* _WORK REQUIRED_: Find each line with the word "verde" and copy it.

....

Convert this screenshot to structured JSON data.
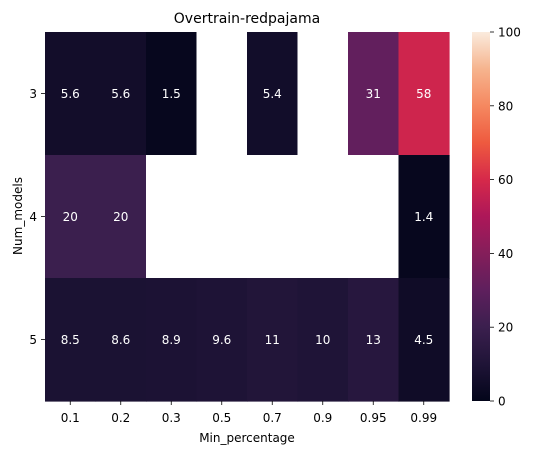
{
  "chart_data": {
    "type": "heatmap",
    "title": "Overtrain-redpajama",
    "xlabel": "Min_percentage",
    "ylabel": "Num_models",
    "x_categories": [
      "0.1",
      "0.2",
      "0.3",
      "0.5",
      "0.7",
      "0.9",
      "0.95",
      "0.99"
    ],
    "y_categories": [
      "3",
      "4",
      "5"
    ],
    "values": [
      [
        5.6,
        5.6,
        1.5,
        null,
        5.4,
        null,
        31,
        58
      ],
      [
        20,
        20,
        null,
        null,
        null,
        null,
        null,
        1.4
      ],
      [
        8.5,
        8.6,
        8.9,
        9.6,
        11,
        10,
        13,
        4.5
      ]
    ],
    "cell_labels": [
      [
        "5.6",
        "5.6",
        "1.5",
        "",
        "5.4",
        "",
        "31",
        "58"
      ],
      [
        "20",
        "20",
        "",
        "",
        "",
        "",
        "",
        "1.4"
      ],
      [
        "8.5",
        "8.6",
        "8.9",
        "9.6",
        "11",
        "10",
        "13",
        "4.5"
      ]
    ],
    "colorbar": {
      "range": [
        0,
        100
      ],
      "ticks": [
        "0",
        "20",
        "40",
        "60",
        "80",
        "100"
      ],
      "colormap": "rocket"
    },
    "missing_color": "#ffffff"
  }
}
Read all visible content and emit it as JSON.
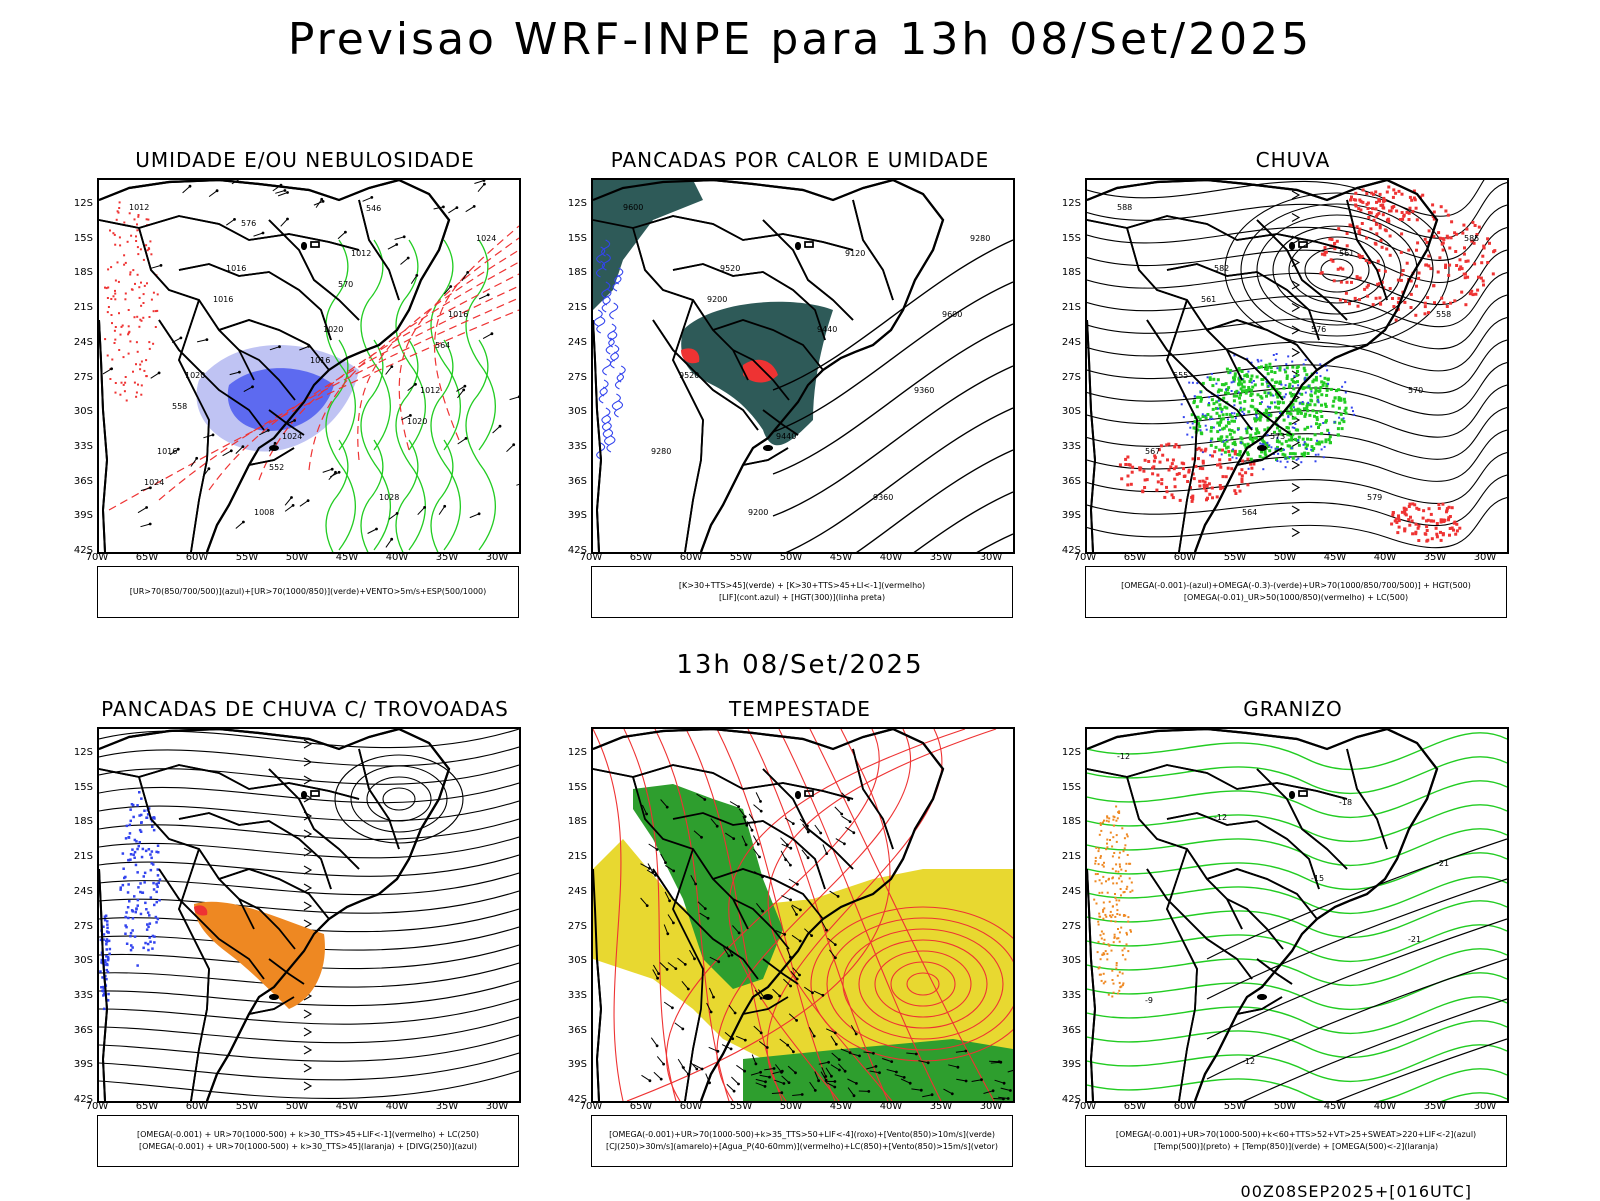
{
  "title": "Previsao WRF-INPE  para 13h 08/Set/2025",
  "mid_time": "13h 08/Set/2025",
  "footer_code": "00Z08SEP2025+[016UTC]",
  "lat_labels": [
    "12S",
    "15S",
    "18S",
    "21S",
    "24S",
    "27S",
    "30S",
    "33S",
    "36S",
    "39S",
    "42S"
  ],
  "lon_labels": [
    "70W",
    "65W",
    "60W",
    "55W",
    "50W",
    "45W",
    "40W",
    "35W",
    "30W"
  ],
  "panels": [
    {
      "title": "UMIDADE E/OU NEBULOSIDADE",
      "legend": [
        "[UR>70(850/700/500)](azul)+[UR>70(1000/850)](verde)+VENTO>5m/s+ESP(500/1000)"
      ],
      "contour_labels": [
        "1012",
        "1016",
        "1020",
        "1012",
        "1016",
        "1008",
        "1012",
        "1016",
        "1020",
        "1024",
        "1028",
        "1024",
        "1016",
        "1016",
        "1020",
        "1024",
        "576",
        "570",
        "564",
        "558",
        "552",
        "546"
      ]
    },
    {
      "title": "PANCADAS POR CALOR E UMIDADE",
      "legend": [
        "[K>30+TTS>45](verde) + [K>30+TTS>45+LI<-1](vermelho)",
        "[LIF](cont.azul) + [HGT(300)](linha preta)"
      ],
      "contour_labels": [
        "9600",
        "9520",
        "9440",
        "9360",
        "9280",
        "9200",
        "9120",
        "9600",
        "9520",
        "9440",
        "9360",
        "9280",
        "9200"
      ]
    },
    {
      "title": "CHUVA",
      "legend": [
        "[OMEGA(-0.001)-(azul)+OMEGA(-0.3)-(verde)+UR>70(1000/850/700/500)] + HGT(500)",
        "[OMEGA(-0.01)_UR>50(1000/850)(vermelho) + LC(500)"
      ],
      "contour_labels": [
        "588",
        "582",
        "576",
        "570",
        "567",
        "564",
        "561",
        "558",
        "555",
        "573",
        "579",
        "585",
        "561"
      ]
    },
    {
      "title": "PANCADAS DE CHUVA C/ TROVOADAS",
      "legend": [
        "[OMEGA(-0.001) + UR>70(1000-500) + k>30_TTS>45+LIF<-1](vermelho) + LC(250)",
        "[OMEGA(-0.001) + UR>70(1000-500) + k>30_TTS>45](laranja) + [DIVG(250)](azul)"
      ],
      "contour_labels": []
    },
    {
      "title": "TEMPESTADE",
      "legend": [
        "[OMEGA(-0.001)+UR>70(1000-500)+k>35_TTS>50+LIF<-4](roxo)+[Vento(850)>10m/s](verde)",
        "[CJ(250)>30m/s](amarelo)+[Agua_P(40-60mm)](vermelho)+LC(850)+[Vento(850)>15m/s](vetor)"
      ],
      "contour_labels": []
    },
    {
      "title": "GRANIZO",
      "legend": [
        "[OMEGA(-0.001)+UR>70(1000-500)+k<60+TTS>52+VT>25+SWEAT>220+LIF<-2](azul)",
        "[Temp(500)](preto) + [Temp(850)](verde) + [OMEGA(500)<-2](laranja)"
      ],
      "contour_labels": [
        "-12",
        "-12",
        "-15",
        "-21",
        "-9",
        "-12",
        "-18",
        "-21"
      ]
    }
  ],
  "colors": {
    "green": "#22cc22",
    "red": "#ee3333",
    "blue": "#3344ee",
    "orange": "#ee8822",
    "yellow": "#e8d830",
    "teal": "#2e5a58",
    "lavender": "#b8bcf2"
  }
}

....

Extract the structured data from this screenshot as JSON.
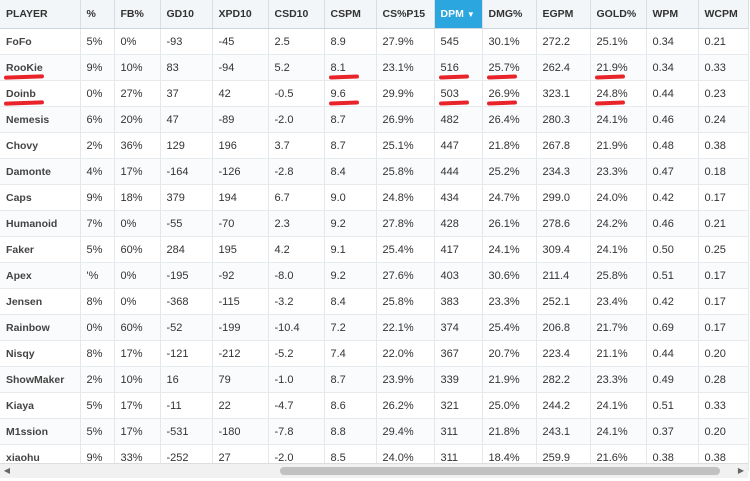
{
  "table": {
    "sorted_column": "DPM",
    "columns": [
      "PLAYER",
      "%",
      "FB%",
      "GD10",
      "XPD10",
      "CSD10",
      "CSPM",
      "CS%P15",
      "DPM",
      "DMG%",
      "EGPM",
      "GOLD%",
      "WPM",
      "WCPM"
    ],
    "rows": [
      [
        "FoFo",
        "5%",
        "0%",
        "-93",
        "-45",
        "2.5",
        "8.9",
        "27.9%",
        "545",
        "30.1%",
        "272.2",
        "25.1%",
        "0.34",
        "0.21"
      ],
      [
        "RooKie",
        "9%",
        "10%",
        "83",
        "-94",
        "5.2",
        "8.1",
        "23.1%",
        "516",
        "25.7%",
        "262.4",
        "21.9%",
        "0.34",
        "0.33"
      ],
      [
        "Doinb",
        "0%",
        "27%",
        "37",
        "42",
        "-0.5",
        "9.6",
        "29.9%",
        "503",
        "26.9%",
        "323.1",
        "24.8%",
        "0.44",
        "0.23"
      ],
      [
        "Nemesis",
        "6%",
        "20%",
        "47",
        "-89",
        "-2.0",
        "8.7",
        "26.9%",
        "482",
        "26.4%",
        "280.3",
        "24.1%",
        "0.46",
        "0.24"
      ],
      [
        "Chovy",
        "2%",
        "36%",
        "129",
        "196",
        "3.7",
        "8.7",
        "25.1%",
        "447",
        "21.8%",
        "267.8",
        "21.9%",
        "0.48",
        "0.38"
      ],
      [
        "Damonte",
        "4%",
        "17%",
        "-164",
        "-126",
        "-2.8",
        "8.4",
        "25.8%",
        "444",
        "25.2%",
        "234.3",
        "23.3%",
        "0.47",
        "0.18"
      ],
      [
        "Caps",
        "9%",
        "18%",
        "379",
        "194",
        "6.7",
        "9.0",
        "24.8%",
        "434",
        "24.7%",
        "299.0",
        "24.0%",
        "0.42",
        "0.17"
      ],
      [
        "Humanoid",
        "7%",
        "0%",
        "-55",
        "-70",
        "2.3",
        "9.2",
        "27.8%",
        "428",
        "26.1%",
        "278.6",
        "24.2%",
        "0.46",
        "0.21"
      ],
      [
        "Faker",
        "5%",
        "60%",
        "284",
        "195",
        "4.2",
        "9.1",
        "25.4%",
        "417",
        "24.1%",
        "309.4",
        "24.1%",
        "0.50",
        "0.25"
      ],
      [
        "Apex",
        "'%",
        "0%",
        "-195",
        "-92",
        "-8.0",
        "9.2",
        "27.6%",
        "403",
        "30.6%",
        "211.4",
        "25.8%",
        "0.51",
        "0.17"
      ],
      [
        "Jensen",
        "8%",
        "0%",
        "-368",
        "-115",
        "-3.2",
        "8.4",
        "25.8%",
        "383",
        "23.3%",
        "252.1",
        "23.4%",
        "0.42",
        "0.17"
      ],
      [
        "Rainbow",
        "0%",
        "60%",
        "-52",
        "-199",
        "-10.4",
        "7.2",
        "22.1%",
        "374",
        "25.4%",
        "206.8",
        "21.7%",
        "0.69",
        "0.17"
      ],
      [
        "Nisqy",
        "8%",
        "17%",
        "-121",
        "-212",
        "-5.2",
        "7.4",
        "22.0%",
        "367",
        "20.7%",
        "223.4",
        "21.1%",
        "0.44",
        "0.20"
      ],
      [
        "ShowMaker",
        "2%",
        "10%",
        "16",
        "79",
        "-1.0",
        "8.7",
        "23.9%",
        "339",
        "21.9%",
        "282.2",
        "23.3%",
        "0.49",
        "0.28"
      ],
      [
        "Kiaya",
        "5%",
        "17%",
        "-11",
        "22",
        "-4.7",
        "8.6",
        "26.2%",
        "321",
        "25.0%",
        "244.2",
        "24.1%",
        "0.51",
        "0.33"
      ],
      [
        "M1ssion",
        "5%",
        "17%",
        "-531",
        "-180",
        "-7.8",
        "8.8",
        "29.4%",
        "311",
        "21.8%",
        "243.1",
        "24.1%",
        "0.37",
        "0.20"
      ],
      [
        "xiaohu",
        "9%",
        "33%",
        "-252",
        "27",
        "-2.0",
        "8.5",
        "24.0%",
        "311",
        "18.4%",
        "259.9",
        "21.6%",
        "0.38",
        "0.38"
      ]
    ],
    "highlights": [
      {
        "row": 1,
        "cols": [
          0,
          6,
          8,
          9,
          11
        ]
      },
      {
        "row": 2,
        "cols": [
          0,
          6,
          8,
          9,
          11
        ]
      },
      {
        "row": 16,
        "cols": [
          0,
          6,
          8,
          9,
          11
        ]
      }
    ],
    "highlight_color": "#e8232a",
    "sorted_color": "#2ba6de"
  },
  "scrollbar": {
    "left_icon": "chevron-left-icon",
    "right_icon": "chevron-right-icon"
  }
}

....

* _RESPONSE TO THIS TASK_:
        "[UR>70(850/700/500)](azul)+[UR>70(1000/850)](verde)+VENTO>5m/s+ESP(500/1000)"
        "[K>30+TTS>45](verde) + [K>30+TTS>45+LI<-1](vermelho)",
        "[OMEGA(-0.001)-(azul)+OMEGA(-0.3)-(verde)+UR>70(1000/850/700/500)] + HGT(500)",
        "[OMEGA(-0.001)+UR>70(1000-500)+k>35_TTS>50+LIF<-4](roxo)+[Vento(850)>10m/s](verde)",
        "[Temp(500)](preto) + [Temp(850)](verde) + [OMEGA(500)<-2](laranja)"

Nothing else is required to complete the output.